§ **Exercise task**
Write the listing out again, all of it, word for word.

§ **Available data**
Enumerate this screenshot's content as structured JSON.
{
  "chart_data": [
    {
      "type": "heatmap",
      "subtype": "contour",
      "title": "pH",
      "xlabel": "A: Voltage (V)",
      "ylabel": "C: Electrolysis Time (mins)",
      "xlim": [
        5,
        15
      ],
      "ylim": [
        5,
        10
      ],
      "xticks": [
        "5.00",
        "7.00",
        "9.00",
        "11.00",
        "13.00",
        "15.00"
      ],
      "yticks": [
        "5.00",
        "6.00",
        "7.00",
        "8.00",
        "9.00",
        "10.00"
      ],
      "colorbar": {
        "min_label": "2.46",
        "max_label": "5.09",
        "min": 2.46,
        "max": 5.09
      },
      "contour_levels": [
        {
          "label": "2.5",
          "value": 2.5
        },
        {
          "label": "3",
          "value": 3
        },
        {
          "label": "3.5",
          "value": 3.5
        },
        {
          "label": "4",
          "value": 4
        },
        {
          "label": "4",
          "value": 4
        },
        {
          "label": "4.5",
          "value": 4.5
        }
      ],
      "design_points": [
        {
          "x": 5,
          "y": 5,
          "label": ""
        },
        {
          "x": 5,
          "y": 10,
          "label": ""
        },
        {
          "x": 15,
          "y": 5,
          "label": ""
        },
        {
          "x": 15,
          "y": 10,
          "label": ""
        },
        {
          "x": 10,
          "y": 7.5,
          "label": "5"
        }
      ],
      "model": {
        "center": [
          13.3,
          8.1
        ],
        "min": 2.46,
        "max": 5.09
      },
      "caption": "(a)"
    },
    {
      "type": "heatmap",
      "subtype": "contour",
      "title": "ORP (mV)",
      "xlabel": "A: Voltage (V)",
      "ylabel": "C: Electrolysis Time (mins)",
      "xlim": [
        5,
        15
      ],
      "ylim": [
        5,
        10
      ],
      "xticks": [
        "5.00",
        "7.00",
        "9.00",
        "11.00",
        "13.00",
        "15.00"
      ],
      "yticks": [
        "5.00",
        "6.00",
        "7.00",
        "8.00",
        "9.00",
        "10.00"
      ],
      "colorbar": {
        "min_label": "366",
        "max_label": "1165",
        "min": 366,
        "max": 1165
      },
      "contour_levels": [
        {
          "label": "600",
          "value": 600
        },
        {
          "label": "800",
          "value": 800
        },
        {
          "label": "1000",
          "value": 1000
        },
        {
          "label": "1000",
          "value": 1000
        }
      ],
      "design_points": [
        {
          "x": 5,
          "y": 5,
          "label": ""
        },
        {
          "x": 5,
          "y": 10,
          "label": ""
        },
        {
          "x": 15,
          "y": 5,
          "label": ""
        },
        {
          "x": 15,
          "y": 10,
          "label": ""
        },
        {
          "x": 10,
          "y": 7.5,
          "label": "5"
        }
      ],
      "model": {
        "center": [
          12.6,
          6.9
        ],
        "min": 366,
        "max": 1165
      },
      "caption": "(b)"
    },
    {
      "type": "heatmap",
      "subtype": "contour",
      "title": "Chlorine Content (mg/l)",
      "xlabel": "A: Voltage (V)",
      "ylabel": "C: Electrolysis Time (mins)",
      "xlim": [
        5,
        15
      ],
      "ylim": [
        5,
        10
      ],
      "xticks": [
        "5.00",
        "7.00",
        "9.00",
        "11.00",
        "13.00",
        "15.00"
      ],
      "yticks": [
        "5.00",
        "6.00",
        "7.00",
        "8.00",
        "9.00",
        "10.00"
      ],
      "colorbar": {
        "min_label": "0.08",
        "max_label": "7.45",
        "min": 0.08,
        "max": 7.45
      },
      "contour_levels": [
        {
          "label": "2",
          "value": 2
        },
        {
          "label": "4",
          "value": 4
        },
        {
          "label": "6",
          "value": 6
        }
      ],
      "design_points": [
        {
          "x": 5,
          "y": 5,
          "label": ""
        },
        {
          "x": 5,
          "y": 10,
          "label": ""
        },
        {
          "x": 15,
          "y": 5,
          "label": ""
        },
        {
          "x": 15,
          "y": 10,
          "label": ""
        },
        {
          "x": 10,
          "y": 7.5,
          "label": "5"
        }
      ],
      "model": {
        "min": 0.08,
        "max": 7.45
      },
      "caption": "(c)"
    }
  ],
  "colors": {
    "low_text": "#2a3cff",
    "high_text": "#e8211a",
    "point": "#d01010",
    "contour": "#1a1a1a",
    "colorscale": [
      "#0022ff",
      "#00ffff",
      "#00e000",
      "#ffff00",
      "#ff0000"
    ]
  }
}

§ **Answer in full**
Enumerate this screenshot's content as structured JSON.
{
  "chart_data": [
    {
      "type": "heatmap",
      "subtype": "contour",
      "title": "pH",
      "xlabel": "A: Voltage (V)",
      "ylabel": "C: Electrolysis Time (mins)",
      "xlim": [
        5,
        15
      ],
      "ylim": [
        5,
        10
      ],
      "xticks": [
        "5.00",
        "7.00",
        "9.00",
        "11.00",
        "13.00",
        "15.00"
      ],
      "yticks": [
        "5.00",
        "6.00",
        "7.00",
        "8.00",
        "9.00",
        "10.00"
      ],
      "colorbar": {
        "min_label": "2.46",
        "max_label": "5.09",
        "min": 2.46,
        "max": 5.09
      },
      "contour_levels": [
        {
          "label": "2.5",
          "value": 2.5
        },
        {
          "label": "3",
          "value": 3
        },
        {
          "label": "3.5",
          "value": 3.5
        },
        {
          "label": "4",
          "value": 4
        },
        {
          "label": "4",
          "value": 4
        },
        {
          "label": "4.5",
          "value": 4.5
        }
      ],
      "design_points": [
        {
          "x": 5,
          "y": 5,
          "label": ""
        },
        {
          "x": 5,
          "y": 10,
          "label": ""
        },
        {
          "x": 15,
          "y": 5,
          "label": ""
        },
        {
          "x": 15,
          "y": 10,
          "label": ""
        },
        {
          "x": 10,
          "y": 7.5,
          "label": "5"
        }
      ],
      "model": {
        "center": [
          13.3,
          8.1
        ],
        "min": 2.46,
        "max": 5.09
      },
      "caption": "(a)"
    },
    {
      "type": "heatmap",
      "subtype": "contour",
      "title": "ORP (mV)",
      "xlabel": "A: Voltage (V)",
      "ylabel": "C: Electrolysis Time (mins)",
      "xlim": [
        5,
        15
      ],
      "ylim": [
        5,
        10
      ],
      "xticks": [
        "5.00",
        "7.00",
        "9.00",
        "11.00",
        "13.00",
        "15.00"
      ],
      "yticks": [
        "5.00",
        "6.00",
        "7.00",
        "8.00",
        "9.00",
        "10.00"
      ],
      "colorbar": {
        "min_label": "366",
        "max_label": "1165",
        "min": 366,
        "max": 1165
      },
      "contour_levels": [
        {
          "label": "600",
          "value": 600
        },
        {
          "label": "800",
          "value": 800
        },
        {
          "label": "1000",
          "value": 1000
        },
        {
          "label": "1000",
          "value": 1000
        }
      ],
      "design_points": [
        {
          "x": 5,
          "y": 5,
          "label": ""
        },
        {
          "x": 5,
          "y": 10,
          "label": ""
        },
        {
          "x": 15,
          "y": 5,
          "label": ""
        },
        {
          "x": 15,
          "y": 10,
          "label": ""
        },
        {
          "x": 10,
          "y": 7.5,
          "label": "5"
        }
      ],
      "model": {
        "center": [
          12.6,
          6.9
        ],
        "min": 366,
        "max": 1165
      },
      "caption": "(b)"
    },
    {
      "type": "heatmap",
      "subtype": "contour",
      "title": "Chlorine Content (mg/l)",
      "xlabel": "A: Voltage (V)",
      "ylabel": "C: Electrolysis Time (mins)",
      "xlim": [
        5,
        15
      ],
      "ylim": [
        5,
        10
      ],
      "xticks": [
        "5.00",
        "7.00",
        "9.00",
        "11.00",
        "13.00",
        "15.00"
      ],
      "yticks": [
        "5.00",
        "6.00",
        "7.00",
        "8.00",
        "9.00",
        "10.00"
      ],
      "colorbar": {
        "min_label": "0.08",
        "max_label": "7.45",
        "min": 0.08,
        "max": 7.45
      },
      "contour_levels": [
        {
          "label": "2",
          "value": 2
        },
        {
          "label": "4",
          "value": 4
        },
        {
          "label": "6",
          "value": 6
        }
      ],
      "design_points": [
        {
          "x": 5,
          "y": 5,
          "label": ""
        },
        {
          "x": 5,
          "y": 10,
          "label": ""
        },
        {
          "x": 15,
          "y": 5,
          "label": ""
        },
        {
          "x": 15,
          "y": 10,
          "label": ""
        },
        {
          "x": 10,
          "y": 7.5,
          "label": "5"
        }
      ],
      "model": {
        "min": 0.08,
        "max": 7.45
      },
      "caption": "(c)"
    }
  ],
  "colors": {
    "low_text": "#2a3cff",
    "high_text": "#e8211a",
    "point": "#d01010",
    "contour": "#1a1a1a",
    "colorscale": [
      "#0022ff",
      "#00ffff",
      "#00e000",
      "#ffff00",
      "#ff0000"
    ]
  }
}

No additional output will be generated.